◆ PROBLEM TO WORK ON ◆
Reproduce each line from the records that holds "lines".

Structured figure records
───
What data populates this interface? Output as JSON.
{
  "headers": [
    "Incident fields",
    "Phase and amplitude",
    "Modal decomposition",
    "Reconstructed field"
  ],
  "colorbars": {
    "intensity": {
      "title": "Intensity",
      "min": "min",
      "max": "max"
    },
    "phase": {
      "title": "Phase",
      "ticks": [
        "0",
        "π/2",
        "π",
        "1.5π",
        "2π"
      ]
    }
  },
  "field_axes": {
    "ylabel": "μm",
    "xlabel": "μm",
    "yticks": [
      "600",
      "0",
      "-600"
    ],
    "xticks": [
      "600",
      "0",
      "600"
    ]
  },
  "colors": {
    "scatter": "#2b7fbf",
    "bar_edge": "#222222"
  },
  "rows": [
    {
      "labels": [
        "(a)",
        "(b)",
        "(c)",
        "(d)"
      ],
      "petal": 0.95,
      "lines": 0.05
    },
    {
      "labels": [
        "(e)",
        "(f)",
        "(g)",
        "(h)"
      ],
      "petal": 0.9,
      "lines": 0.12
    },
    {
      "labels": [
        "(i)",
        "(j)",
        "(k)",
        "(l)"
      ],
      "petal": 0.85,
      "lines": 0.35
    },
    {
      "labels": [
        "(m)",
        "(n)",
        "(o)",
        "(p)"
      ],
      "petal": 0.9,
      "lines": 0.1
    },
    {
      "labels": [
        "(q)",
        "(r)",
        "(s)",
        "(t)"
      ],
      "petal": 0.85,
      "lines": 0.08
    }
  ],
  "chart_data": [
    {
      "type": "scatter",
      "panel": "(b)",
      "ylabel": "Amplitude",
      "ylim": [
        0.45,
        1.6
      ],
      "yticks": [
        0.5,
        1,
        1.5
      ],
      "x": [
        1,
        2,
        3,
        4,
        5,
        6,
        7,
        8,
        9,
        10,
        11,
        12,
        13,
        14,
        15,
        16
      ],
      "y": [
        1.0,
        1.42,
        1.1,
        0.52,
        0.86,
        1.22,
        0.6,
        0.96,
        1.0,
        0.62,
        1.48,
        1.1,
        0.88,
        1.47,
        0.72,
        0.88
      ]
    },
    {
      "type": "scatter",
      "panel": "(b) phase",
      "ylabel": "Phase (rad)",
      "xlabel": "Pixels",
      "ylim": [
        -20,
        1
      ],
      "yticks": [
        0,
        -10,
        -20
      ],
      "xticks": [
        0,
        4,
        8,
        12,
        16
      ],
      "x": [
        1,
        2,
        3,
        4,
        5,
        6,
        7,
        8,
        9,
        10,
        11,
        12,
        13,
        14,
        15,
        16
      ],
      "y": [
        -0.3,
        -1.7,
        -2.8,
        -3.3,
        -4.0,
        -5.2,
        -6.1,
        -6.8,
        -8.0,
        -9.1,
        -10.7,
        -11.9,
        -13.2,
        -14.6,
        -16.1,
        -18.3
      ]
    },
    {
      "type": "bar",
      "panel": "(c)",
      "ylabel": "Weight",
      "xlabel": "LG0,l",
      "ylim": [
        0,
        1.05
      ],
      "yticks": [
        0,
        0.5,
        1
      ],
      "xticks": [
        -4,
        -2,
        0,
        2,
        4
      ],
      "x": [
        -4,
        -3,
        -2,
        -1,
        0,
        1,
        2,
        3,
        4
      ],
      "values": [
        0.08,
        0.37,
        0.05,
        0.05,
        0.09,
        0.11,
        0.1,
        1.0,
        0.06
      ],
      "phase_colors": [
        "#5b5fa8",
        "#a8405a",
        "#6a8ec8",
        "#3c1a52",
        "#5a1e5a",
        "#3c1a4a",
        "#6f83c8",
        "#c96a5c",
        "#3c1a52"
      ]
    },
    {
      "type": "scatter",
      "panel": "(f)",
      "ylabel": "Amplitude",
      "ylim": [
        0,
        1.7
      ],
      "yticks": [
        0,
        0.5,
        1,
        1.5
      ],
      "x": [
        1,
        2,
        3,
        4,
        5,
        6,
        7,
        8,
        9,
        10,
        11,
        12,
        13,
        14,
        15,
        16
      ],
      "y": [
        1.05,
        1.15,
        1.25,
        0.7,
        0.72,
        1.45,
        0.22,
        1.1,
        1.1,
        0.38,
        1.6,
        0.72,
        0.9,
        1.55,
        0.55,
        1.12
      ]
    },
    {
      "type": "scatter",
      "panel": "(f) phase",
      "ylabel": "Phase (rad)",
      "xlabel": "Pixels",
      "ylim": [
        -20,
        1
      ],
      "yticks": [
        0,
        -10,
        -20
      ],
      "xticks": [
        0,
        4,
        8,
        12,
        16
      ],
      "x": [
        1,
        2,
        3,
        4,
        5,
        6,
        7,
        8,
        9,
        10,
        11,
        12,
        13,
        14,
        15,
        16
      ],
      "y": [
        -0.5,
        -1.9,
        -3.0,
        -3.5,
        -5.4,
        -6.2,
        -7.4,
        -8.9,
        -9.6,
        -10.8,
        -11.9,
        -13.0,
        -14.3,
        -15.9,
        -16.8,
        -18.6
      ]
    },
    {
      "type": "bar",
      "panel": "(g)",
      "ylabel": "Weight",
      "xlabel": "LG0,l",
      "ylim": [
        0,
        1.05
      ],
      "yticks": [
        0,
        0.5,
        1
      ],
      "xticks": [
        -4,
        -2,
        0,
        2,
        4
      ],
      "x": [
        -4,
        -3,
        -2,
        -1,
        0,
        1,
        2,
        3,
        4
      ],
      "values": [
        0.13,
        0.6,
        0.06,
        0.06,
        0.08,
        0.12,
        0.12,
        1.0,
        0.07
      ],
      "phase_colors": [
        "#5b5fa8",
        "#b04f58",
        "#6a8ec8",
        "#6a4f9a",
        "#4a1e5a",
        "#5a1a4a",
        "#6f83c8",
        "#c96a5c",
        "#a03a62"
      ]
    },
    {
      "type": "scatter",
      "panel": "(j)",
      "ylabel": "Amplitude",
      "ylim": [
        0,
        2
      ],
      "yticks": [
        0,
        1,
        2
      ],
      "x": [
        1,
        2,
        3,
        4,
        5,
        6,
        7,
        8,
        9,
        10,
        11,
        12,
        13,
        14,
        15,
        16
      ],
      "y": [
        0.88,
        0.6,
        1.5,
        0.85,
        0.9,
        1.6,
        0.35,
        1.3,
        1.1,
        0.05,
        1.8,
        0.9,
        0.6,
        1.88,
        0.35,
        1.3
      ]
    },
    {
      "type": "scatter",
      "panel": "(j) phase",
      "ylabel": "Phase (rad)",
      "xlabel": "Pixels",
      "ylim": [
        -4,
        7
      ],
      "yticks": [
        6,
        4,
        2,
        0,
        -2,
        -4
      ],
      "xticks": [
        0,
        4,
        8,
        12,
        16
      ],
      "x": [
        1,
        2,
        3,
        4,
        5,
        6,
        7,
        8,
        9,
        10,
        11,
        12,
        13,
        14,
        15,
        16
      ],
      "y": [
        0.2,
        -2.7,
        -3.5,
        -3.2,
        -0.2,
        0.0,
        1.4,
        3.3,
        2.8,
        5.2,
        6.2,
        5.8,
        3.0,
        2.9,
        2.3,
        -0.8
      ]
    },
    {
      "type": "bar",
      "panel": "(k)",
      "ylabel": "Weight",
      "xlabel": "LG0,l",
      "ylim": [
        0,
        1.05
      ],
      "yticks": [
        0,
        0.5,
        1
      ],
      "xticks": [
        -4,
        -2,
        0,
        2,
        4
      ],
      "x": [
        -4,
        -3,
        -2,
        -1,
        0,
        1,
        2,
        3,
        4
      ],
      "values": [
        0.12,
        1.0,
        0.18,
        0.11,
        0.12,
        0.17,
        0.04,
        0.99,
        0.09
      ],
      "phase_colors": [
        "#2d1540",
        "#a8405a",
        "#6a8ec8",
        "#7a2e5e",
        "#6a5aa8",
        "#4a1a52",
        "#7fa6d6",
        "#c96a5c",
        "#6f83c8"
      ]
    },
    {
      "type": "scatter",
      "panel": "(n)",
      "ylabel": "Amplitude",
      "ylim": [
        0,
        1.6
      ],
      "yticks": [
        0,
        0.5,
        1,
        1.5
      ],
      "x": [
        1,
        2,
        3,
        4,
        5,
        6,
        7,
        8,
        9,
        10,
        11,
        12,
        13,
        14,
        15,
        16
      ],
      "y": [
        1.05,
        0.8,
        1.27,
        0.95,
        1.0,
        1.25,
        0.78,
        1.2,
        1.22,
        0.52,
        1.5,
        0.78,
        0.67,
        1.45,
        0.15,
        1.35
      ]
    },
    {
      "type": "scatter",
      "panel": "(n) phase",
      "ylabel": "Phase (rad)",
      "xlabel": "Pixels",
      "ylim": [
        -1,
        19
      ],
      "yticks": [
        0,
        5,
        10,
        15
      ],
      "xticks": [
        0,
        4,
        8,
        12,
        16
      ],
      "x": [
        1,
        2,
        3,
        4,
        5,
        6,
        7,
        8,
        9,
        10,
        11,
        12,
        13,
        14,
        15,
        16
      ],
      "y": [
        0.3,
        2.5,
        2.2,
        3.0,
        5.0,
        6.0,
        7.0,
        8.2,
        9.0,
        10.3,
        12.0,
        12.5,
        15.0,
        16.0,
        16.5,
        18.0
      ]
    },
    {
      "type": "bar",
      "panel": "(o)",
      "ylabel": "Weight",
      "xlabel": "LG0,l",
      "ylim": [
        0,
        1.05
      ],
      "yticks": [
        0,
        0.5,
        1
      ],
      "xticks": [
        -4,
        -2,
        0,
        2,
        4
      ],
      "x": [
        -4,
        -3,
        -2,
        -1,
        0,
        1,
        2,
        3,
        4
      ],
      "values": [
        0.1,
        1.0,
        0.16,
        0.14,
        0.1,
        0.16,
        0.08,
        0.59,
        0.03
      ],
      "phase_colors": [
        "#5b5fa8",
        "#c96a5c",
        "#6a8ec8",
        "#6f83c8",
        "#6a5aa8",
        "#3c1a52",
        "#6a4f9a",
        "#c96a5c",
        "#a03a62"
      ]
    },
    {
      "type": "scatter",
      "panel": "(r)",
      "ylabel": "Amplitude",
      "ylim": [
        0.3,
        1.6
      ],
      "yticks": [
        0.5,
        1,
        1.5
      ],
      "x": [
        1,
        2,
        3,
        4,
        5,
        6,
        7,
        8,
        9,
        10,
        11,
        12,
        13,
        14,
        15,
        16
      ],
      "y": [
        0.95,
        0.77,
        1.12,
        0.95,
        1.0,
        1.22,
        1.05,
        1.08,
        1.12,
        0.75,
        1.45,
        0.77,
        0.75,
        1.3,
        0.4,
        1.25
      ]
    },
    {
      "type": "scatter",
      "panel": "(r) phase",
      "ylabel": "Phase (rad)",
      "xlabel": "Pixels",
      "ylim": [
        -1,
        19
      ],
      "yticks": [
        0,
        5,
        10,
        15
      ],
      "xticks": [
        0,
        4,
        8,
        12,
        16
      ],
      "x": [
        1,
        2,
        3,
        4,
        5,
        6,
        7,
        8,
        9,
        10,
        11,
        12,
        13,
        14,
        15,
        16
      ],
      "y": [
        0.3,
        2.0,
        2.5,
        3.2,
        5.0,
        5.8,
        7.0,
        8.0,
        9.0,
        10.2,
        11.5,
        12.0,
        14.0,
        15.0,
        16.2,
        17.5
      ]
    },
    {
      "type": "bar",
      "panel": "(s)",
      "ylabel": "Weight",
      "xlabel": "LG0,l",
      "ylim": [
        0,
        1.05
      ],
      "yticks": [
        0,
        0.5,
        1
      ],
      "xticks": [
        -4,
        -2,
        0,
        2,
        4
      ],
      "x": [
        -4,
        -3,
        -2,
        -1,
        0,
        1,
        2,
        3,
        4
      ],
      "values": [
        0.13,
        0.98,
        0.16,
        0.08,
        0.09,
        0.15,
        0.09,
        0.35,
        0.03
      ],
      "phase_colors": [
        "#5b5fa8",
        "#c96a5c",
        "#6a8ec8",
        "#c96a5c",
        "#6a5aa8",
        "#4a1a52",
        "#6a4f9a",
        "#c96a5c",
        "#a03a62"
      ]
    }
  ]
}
───
◆ ANSWER TO THIS TASK ◆
      "lines": 0.05
      "lines": 0.12
      "lines": 0.35
      "lines": 0.1
      "lines": 0.08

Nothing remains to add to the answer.